### Set exercise
Reproduce the listing below word for word, with no pictures.

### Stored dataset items

+++++

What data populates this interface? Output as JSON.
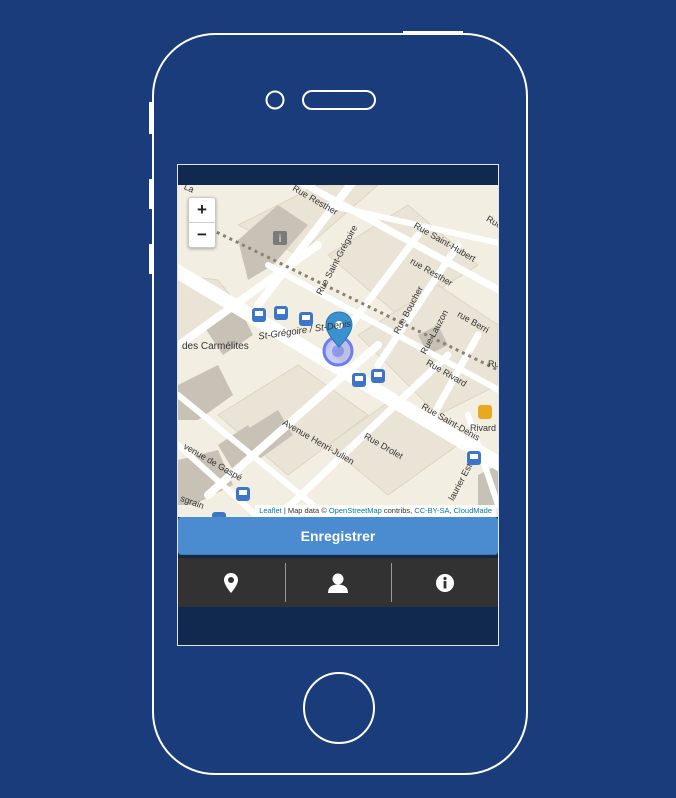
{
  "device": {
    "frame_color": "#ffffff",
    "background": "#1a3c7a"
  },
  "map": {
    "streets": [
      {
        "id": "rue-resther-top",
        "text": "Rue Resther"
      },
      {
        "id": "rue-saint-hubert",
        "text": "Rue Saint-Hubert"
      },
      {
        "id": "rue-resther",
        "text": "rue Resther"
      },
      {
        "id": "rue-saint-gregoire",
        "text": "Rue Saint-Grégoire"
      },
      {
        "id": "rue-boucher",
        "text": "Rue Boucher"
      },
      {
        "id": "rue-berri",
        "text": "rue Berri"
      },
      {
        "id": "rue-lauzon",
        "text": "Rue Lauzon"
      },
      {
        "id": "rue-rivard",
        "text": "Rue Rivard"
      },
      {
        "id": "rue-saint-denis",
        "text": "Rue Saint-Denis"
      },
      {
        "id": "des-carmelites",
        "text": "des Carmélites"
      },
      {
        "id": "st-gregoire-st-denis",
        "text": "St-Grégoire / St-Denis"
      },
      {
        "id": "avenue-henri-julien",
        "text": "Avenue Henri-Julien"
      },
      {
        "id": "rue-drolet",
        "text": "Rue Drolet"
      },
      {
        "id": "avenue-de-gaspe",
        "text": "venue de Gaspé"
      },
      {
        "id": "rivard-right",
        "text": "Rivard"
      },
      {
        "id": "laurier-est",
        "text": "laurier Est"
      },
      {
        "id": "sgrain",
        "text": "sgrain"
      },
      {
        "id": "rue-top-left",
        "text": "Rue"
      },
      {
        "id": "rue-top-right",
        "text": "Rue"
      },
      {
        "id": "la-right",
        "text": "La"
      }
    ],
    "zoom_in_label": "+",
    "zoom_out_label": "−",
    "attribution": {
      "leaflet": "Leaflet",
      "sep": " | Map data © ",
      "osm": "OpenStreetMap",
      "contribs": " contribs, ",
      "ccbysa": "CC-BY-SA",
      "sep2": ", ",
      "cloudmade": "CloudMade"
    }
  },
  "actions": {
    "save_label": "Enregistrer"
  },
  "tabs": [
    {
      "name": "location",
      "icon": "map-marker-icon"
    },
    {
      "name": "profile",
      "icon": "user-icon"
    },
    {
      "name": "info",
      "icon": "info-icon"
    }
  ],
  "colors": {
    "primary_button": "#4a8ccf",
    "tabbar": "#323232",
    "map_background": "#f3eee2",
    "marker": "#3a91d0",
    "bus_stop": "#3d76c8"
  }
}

+++++

### Response
What data populates this interface? Output as JSON.
{
  "device": {
    "frame_color": "#ffffff",
    "background": "#1a3c7a"
  },
  "map": {
    "streets": [
      {
        "id": "rue-resther-top",
        "text": "Rue Resther"
      },
      {
        "id": "rue-saint-hubert",
        "text": "Rue Saint-Hubert"
      },
      {
        "id": "rue-resther",
        "text": "rue Resther"
      },
      {
        "id": "rue-saint-gregoire",
        "text": "Rue Saint-Grégoire"
      },
      {
        "id": "rue-boucher",
        "text": "Rue Boucher"
      },
      {
        "id": "rue-berri",
        "text": "rue Berri"
      },
      {
        "id": "rue-lauzon",
        "text": "Rue Lauzon"
      },
      {
        "id": "rue-rivard",
        "text": "Rue Rivard"
      },
      {
        "id": "rue-saint-denis",
        "text": "Rue Saint-Denis"
      },
      {
        "id": "des-carmelites",
        "text": "des Carmélites"
      },
      {
        "id": "st-gregoire-st-denis",
        "text": "St-Grégoire / St-Denis"
      },
      {
        "id": "avenue-henri-julien",
        "text": "Avenue Henri-Julien"
      },
      {
        "id": "rue-drolet",
        "text": "Rue Drolet"
      },
      {
        "id": "avenue-de-gaspe",
        "text": "venue de Gaspé"
      },
      {
        "id": "rivard-right",
        "text": "Rivard"
      },
      {
        "id": "laurier-est",
        "text": "laurier Est"
      },
      {
        "id": "sgrain",
        "text": "sgrain"
      },
      {
        "id": "rue-top-left",
        "text": "Rue"
      },
      {
        "id": "rue-top-right",
        "text": "Rue"
      },
      {
        "id": "la-right",
        "text": "La"
      }
    ],
    "zoom_in_label": "+",
    "zoom_out_label": "−",
    "attribution": {
      "leaflet": "Leaflet",
      "sep": " | Map data © ",
      "osm": "OpenStreetMap",
      "contribs": " contribs, ",
      "ccbysa": "CC-BY-SA",
      "sep2": ", ",
      "cloudmade": "CloudMade"
    }
  },
  "actions": {
    "save_label": "Enregistrer"
  },
  "tabs": [
    {
      "name": "location",
      "icon": "map-marker-icon"
    },
    {
      "name": "profile",
      "icon": "user-icon"
    },
    {
      "name": "info",
      "icon": "info-icon"
    }
  ],
  "colors": {
    "primary_button": "#4a8ccf",
    "tabbar": "#323232",
    "map_background": "#f3eee2",
    "marker": "#3a91d0",
    "bus_stop": "#3d76c8"
  }
}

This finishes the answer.